§ TASK DESCRIPTION:
For the data that follows, report how many lines contain the word "拼命硬干的人", and nothing else.

Recorded data
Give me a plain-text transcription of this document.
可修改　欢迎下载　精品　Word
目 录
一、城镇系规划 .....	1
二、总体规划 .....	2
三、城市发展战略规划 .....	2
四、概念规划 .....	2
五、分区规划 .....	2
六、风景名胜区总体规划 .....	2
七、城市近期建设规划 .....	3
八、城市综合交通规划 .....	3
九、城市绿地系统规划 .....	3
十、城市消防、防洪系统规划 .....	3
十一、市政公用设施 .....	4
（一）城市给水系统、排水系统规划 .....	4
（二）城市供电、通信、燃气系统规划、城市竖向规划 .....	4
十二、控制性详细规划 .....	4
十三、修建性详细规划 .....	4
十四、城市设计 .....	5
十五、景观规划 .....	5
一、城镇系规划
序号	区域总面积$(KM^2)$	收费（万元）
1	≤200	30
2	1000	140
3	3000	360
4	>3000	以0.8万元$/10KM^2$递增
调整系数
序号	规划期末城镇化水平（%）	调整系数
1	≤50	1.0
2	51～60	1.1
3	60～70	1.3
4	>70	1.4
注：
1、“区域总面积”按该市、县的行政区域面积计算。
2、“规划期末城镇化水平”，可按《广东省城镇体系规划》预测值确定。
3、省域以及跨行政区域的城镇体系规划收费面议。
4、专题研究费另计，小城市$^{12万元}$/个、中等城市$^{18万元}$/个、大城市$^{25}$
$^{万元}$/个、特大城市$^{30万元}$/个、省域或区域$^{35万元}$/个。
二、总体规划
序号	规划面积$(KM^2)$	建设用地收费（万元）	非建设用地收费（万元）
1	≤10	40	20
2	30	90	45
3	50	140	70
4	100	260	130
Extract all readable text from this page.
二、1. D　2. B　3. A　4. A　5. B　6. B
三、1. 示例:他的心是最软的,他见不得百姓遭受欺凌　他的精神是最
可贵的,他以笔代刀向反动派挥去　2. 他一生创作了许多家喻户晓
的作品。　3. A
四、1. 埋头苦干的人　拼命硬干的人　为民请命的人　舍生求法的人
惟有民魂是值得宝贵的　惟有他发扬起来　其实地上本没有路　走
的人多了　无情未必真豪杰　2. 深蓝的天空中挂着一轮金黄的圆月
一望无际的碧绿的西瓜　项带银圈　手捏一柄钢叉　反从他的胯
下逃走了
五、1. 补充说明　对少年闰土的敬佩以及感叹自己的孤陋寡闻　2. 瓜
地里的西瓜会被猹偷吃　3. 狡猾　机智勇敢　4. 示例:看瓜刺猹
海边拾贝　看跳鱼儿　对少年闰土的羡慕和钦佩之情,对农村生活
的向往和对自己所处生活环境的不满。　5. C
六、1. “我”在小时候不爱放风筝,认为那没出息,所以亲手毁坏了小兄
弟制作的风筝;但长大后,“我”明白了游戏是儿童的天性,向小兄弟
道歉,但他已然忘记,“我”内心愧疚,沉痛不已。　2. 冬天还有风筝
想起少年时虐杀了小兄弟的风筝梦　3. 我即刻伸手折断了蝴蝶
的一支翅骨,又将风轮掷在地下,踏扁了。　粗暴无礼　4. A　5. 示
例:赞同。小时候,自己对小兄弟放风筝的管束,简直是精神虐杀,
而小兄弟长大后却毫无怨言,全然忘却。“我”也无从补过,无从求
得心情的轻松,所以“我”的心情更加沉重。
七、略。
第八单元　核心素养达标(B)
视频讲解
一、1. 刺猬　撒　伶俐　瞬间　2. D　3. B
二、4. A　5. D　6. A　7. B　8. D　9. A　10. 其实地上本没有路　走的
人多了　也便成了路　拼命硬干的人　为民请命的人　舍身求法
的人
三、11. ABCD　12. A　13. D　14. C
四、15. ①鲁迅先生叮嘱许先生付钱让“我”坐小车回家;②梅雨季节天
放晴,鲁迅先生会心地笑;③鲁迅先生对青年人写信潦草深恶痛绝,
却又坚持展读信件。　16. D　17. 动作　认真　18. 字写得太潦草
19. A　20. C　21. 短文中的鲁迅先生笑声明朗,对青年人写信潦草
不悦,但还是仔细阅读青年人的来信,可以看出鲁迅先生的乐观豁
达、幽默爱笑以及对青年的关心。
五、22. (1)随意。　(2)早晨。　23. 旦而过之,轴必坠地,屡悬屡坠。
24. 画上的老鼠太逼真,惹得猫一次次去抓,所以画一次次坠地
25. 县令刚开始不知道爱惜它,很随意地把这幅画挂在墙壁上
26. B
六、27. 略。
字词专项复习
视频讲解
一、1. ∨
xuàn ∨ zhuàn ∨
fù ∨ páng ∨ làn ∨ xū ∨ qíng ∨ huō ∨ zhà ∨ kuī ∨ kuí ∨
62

§ RESULT OF THIS TASK:
2